**SHORT TASK**.
Output all records precisely as written.

**RAW RECORDS**.
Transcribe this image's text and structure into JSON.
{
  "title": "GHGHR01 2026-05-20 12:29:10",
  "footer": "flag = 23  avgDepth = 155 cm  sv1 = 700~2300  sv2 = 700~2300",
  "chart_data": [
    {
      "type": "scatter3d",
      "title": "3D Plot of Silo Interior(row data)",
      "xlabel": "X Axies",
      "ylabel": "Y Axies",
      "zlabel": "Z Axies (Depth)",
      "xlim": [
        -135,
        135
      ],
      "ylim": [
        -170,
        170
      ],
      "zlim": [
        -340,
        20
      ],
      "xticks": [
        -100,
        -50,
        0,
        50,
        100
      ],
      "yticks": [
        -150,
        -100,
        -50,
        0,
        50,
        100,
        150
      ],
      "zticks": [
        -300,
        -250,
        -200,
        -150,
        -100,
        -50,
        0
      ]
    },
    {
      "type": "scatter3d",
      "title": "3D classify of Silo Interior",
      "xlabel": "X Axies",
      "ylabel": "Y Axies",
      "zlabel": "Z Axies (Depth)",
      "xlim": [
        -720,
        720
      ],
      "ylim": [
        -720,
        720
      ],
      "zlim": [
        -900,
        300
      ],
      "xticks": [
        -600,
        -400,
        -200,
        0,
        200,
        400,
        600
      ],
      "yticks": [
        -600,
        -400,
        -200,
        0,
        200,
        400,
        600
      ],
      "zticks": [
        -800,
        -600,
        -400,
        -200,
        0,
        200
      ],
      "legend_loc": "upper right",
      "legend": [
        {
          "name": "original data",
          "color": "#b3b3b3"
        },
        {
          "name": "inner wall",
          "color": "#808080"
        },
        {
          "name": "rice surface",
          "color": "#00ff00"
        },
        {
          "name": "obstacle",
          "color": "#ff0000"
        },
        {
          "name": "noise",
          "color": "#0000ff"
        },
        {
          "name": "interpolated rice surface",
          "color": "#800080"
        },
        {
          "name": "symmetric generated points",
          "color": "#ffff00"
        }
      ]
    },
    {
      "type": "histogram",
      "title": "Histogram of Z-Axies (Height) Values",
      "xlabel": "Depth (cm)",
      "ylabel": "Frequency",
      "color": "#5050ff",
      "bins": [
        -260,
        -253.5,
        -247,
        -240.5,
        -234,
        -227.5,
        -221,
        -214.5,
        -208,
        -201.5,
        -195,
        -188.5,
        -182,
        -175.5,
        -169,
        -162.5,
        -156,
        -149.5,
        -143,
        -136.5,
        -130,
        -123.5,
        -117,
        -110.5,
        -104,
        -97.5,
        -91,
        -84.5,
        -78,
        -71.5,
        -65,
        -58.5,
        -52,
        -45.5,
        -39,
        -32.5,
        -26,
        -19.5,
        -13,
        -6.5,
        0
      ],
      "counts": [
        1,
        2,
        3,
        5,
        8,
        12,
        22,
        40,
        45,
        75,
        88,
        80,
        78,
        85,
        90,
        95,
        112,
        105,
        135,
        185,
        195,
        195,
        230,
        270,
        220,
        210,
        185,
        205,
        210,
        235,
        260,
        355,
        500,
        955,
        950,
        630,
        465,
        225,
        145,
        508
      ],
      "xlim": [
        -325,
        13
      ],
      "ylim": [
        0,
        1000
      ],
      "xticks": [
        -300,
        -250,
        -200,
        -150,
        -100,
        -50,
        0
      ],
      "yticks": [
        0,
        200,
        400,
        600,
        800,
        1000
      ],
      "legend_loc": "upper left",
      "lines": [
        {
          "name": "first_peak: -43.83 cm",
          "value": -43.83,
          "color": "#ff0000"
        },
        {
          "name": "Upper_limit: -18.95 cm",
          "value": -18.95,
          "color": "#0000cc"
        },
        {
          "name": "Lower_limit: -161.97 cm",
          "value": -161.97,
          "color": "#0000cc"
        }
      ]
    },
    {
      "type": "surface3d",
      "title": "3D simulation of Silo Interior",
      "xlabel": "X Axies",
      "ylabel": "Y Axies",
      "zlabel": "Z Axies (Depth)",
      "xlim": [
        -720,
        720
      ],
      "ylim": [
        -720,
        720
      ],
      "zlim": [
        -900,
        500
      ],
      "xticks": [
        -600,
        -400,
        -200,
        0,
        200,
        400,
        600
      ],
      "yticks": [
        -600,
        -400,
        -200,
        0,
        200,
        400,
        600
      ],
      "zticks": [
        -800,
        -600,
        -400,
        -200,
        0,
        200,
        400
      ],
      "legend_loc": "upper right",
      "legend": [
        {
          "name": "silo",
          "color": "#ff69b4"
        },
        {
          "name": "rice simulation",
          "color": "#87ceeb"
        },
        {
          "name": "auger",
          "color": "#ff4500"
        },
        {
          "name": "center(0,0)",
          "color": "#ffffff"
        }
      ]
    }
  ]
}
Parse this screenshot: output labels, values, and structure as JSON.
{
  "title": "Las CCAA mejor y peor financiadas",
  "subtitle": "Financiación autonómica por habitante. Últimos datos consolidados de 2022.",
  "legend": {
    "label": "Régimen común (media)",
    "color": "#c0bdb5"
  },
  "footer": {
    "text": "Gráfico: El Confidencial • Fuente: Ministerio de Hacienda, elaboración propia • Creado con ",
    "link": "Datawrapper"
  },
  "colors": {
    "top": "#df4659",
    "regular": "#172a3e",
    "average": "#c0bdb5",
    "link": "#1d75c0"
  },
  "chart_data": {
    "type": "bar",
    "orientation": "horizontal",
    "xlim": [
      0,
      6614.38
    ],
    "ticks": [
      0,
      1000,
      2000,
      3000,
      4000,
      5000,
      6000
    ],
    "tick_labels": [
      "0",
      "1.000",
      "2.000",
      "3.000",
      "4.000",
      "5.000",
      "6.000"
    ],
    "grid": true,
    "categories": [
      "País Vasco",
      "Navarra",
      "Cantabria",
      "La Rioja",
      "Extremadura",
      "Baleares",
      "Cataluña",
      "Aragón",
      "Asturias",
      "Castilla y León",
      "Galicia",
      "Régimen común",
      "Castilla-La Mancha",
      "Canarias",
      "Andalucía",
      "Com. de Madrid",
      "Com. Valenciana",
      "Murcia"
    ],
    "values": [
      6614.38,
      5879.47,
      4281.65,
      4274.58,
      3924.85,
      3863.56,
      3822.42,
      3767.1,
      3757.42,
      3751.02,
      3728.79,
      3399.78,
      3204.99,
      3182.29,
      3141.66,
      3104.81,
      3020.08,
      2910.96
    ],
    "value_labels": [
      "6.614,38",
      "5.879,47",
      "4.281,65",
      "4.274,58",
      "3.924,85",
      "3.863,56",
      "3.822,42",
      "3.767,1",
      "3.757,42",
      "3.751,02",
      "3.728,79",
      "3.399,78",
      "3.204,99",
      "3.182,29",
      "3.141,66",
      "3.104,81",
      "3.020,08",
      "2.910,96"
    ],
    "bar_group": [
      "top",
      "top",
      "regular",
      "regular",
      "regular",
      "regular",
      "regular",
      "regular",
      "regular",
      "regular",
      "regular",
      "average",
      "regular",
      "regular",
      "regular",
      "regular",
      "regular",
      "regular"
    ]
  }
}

**CORRECT OUTPUT**.
Transcribe this image's text and structure into JSON.
{
  "title": "GHGHR01 2026-05-20 12:29:10",
  "footer": "flag = 23  avgDepth = 155 cm  sv1 = 700~2300  sv2 = 700~2300",
  "chart_data": [
    {
      "type": "scatter3d",
      "title": "3D Plot of Silo Interior(row data)",
      "xlabel": "X Axies",
      "ylabel": "Y Axies",
      "zlabel": "Z Axies (Depth)",
      "xlim": [
        -135,
        135
      ],
      "ylim": [
        -170,
        170
      ],
      "zlim": [
        -340,
        20
      ],
      "xticks": [
        -100,
        -50,
        0,
        50,
        100
      ],
      "yticks": [
        -150,
        -100,
        -50,
        0,
        50,
        100,
        150
      ],
      "zticks": [
        -300,
        -250,
        -200,
        -150,
        -100,
        -50,
        0
      ]
    },
    {
      "type": "scatter3d",
      "title": "3D classify of Silo Interior",
      "xlabel": "X Axies",
      "ylabel": "Y Axies",
      "zlabel": "Z Axies (Depth)",
      "xlim": [
        -720,
        720
      ],
      "ylim": [
        -720,
        720
      ],
      "zlim": [
        -900,
        300
      ],
      "xticks": [
        -600,
        -400,
        -200,
        0,
        200,
        400,
        600
      ],
      "yticks": [
        -600,
        -400,
        -200,
        0,
        200,
        400,
        600
      ],
      "zticks": [
        -800,
        -600,
        -400,
        -200,
        0,
        200
      ],
      "legend_loc": "upper right",
      "legend": [
        {
          "name": "original data",
          "color": "#b3b3b3"
        },
        {
          "name": "inner wall",
          "color": "#808080"
        },
        {
          "name": "rice surface",
          "color": "#00ff00"
        },
        {
          "name": "obstacle",
          "color": "#ff0000"
        },
        {
          "name": "noise",
          "color": "#0000ff"
        },
        {
          "name": "interpolated rice surface",
          "color": "#800080"
        },
        {
          "name": "symmetric generated points",
          "color": "#ffff00"
        }
      ]
    },
    {
      "type": "histogram",
      "title": "Histogram of Z-Axies (Height) Values",
      "xlabel": "Depth (cm)",
      "ylabel": "Frequency",
      "color": "#5050ff",
      "bins": [
        -260,
        -253.5,
        -247,
        -240.5,
        -234,
        -227.5,
        -221,
        -214.5,
        -208,
        -201.5,
        -195,
        -188.5,
        -182,
        -175.5,
        -169,
        -162.5,
        -156,
        -149.5,
        -143,
        -136.5,
        -130,
        -123.5,
        -117,
        -110.5,
        -104,
        -97.5,
        -91,
        -84.5,
        -78,
        -71.5,
        -65,
        -58.5,
        -52,
        -45.5,
        -39,
        -32.5,
        -26,
        -19.5,
        -13,
        -6.5,
        0
      ],
      "counts": [
        1,
        2,
        3,
        5,
        8,
        12,
        22,
        40,
        45,
        75,
        88,
        80,
        78,
        85,
        90,
        95,
        112,
        105,
        135,
        185,
        195,
        195,
        230,
        270,
        220,
        210,
        185,
        205,
        210,
        235,
        260,
        355,
        500,
        955,
        950,
        630,
        465,
        225,
        145,
        508
      ],
      "xlim": [
        -325,
        13
      ],
      "ylim": [
        0,
        1000
      ],
      "xticks": [
        -300,
        -250,
        -200,
        -150,
        -100,
        -50,
        0
      ],
      "yticks": [
        0,
        200,
        400,
        600,
        800,
        1000
      ],
      "legend_loc": "upper left",
      "lines": [
        {
          "name": "first_peak: -43.83 cm",
          "value": -43.83,
          "color": "#ff0000"
        },
        {
          "name": "Upper_limit: -18.95 cm",
          "value": -18.95,
          "color": "#0000cc"
        },
        {
          "name": "Lower_limit: -161.97 cm",
          "value": -161.97,
          "color": "#0000cc"
        }
      ]
    },
    {
      "type": "surface3d",
      "title": "3D simulation of Silo Interior",
      "xlabel": "X Axies",
      "ylabel": "Y Axies",
      "zlabel": "Z Axies (Depth)",
      "xlim": [
        -720,
        720
      ],
      "ylim": [
        -720,
        720
      ],
      "zlim": [
        -900,
        500
      ],
      "xticks": [
        -600,
        -400,
        -200,
        0,
        200,
        400,
        600
      ],
      "yticks": [
        -600,
        -400,
        -200,
        0,
        200,
        400,
        600
      ],
      "zticks": [
        -800,
        -600,
        -400,
        -200,
        0,
        200,
        400
      ],
      "legend_loc": "upper right",
      "legend": [
        {
          "name": "silo",
          "color": "#ff69b4"
        },
        {
          "name": "rice simulation",
          "color": "#87ceeb"
        },
        {
          "name": "auger",
          "color": "#ff4500"
        },
        {
          "name": "center(0,0)",
          "color": "#ffffff"
        }
      ]
    }
  ]
}
Parse this screenshot: output labels, values, and structure as JSON.
{
  "title": "Las CCAA mejor y peor financiadas",
  "subtitle": "Financiación autonómica por habitante. Últimos datos consolidados de 2022.",
  "legend": {
    "label": "Régimen común (media)",
    "color": "#c0bdb5"
  },
  "footer": {
    "text": "Gráfico: El Confidencial • Fuente: Ministerio de Hacienda, elaboración propia • Creado con ",
    "link": "Datawrapper"
  },
  "colors": {
    "top": "#df4659",
    "regular": "#172a3e",
    "average": "#c0bdb5",
    "link": "#1d75c0"
  },
  "chart_data": {
    "type": "bar",
    "orientation": "horizontal",
    "xlim": [
      0,
      6614.38
    ],
    "ticks": [
      0,
      1000,
      2000,
      3000,
      4000,
      5000,
      6000
    ],
    "tick_labels": [
      "0",
      "1.000",
      "2.000",
      "3.000",
      "4.000",
      "5.000",
      "6.000"
    ],
    "grid": true,
    "categories": [
      "País Vasco",
      "Navarra",
      "Cantabria",
      "La Rioja",
      "Extremadura",
      "Baleares",
      "Cataluña",
      "Aragón",
      "Asturias",
      "Castilla y León",
      "Galicia",
      "Régimen común",
      "Castilla-La Mancha",
      "Canarias",
      "Andalucía",
      "Com. de Madrid",
      "Com. Valenciana",
      "Murcia"
    ],
    "values": [
      6614.38,
      5879.47,
      4281.65,
      4274.58,
      3924.85,
      3863.56,
      3822.42,
      3767.1,
      3757.42,
      3751.02,
      3728.79,
      3399.78,
      3204.99,
      3182.29,
      3141.66,
      3104.81,
      3020.08,
      2910.96
    ],
    "value_labels": [
      "6.614,38",
      "5.879,47",
      "4.281,65",
      "4.274,58",
      "3.924,85",
      "3.863,56",
      "3.822,42",
      "3.767,1",
      "3.757,42",
      "3.751,02",
      "3.728,79",
      "3.399,78",
      "3.204,99",
      "3.182,29",
      "3.141,66",
      "3.104,81",
      "3.020,08",
      "2.910,96"
    ],
    "bar_group": [
      "top",
      "top",
      "regular",
      "regular",
      "regular",
      "regular",
      "regular",
      "regular",
      "regular",
      "regular",
      "regular",
      "average",
      "regular",
      "regular",
      "regular",
      "regular",
      "regular",
      "regular"
    ]
  }
}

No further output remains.